Quelle:
○ ○ ○
Voraussetzungen für eine Zusammenveranlagung – Ermittlung der Wesentlichkeitsgrenze nach § 1 Absatz 3 EStG

Einkommensteuer: Wesentlichkeitsgrenze; Berücksichtigung von niederländischem Arbeitslosengeld und negativen Einkünften aus selbstgenutztem Wohnraum

Finanzgericht Köln, 1 K 3219/11

Datum: 29.01.2013
Gericht: Finanzgericht Köln
Spruchkörper: 1. Senat
Entscheidungsart: Urteil
Aktenzeichen: 1 K 3219/11

Tenor: Der Einkommensteuerbescheid für das Jahr 2009 vom 18.8.2010 in Gestalt der Einspruchsentscheidung vom 19.9.2011 wird aufgehoben. Der Beklagte wird verpflichtet für das Jahr 2009 eine Zusammenveranlagung durchzuführen. Die Kosten des Verfahrens trägt der Beklagte.
○ ○ ○
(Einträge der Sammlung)
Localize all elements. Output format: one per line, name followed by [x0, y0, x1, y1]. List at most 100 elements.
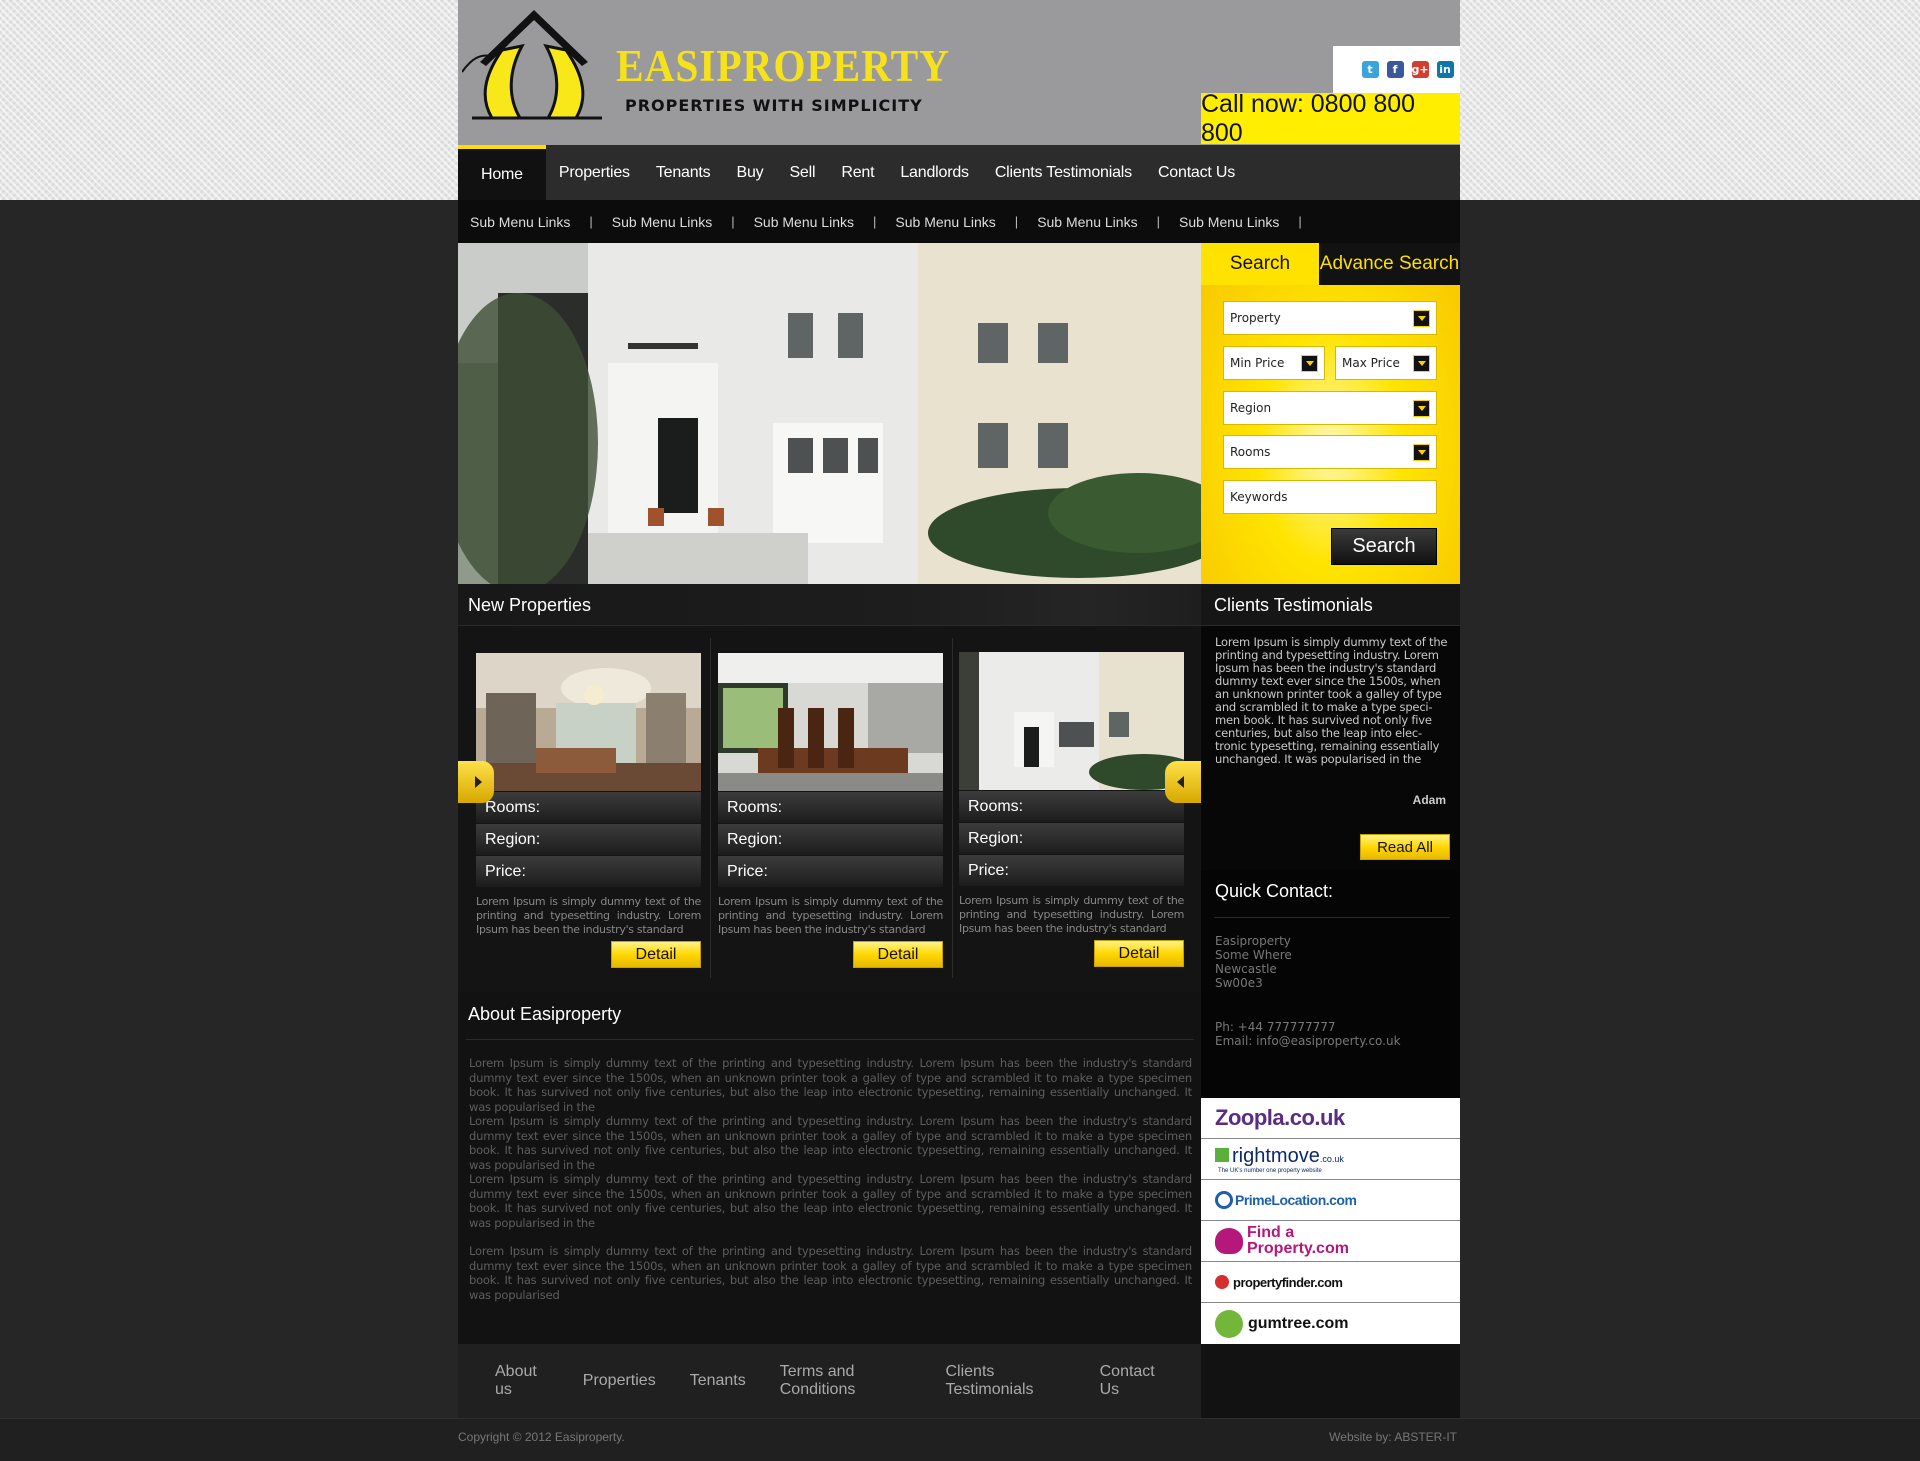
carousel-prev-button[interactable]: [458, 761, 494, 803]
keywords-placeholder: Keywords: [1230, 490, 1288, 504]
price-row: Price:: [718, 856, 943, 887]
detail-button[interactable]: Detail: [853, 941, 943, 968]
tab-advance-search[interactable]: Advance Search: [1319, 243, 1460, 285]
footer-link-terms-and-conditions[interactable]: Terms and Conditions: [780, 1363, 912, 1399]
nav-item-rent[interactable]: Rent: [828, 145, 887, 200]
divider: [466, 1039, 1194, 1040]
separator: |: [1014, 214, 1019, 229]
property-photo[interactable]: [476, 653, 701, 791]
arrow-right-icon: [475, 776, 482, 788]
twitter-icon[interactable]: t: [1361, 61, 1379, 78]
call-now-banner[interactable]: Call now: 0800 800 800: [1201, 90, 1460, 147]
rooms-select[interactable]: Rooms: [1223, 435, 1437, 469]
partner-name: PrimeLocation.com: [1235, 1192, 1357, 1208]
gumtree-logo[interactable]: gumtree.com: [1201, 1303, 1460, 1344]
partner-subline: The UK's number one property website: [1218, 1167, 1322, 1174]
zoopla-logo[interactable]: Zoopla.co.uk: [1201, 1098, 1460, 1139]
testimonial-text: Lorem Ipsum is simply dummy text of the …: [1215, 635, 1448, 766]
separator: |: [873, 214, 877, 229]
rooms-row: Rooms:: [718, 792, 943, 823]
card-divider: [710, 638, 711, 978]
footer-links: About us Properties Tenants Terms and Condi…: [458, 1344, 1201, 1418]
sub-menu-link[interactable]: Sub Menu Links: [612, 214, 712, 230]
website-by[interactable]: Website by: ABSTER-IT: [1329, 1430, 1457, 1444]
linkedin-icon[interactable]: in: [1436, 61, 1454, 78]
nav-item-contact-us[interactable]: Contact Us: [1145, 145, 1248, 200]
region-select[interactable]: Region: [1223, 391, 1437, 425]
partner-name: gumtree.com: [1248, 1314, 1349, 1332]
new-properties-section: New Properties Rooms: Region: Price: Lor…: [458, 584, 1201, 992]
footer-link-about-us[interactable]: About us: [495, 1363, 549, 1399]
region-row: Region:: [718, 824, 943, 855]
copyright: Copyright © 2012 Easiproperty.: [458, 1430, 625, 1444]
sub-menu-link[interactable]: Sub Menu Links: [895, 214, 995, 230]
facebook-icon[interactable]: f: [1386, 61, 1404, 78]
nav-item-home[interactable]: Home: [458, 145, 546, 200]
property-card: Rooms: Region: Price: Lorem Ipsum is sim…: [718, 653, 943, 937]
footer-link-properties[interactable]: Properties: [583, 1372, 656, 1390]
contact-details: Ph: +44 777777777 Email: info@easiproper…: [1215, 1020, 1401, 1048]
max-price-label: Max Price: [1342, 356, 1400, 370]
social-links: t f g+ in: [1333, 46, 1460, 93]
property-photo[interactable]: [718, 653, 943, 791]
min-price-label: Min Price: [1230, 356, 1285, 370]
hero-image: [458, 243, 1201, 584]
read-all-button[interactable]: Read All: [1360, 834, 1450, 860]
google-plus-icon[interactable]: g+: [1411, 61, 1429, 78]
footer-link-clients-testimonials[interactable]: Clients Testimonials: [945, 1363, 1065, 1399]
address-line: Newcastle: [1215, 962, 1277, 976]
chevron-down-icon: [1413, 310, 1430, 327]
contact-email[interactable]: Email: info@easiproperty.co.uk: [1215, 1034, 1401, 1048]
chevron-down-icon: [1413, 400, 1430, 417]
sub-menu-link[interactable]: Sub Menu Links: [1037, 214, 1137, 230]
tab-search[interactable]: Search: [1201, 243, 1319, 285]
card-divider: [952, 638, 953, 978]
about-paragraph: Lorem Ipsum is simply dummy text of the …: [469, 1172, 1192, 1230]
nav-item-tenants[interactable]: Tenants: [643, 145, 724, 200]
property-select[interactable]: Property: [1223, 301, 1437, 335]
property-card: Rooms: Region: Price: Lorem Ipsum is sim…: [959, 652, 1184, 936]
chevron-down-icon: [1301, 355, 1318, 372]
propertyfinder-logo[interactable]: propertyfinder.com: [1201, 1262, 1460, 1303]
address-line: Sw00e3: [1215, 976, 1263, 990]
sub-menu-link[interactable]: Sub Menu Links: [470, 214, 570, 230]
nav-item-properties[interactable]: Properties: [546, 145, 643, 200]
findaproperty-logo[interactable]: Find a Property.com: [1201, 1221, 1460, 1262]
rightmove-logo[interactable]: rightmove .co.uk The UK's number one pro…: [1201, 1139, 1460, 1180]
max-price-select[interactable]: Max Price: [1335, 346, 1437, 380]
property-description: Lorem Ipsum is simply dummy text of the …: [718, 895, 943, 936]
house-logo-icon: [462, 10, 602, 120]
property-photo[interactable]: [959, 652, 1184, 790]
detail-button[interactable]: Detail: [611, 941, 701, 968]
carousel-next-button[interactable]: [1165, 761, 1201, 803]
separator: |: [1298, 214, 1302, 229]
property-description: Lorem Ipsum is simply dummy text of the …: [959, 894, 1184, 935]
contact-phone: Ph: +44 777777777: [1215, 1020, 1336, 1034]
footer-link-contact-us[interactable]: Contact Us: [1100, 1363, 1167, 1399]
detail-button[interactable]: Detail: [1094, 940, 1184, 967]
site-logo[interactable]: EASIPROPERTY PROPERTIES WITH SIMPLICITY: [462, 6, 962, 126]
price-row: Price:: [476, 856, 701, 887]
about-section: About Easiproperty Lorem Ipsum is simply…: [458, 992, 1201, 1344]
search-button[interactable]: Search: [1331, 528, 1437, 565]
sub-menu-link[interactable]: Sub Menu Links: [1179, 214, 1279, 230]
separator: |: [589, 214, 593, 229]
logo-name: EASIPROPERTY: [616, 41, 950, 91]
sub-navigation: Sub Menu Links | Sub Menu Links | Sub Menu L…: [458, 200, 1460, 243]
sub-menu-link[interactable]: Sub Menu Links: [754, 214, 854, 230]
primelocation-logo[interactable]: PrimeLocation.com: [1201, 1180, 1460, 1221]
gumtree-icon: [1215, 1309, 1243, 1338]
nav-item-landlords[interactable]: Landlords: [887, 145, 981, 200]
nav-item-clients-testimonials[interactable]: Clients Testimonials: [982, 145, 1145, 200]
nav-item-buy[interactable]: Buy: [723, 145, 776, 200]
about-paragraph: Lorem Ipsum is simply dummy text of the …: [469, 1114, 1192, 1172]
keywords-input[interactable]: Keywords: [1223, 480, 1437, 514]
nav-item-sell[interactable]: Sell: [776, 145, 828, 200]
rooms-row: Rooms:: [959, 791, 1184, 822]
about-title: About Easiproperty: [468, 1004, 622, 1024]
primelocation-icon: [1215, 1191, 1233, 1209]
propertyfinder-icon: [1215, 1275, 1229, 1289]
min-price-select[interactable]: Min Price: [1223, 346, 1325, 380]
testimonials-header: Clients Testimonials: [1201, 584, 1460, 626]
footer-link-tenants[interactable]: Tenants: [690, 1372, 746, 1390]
○ ○ ○
Aufgabe 1: Für welches Jahr muss der Beklagte laut dem Tenor im Urteilsauszug eine Zusammenveranlagung durchführen?
Aufgabe 2: Übernimm aus dem Urteilsauszug wortgetreu den Abschnitt, der mit den Worten „Datum: 29.01.2013“ beginnt und mit „trägt der Beklagte.“ endet.

Antwort 1: Für das Jahr 2009.

Antwort 2:
Datum: 29.01.2013
Gericht: Finanzgericht Köln
Spruchkörper: 1. Senat
Entscheidungsart: Urteil
Aktenzeichen: 1 K 3219/11

Tenor: Der Einkommensteuerbescheid für das Jahr 2009 vom 18.8.2010 in Gestalt der Einspruchsentscheidung vom 19.9.2011 wird aufgehoben. Der Beklagte wird verpflichtet für das Jahr 2009 eine Zusammenveranlagung durchzuführen. Die Kosten des Verfahrens trägt der Beklagte.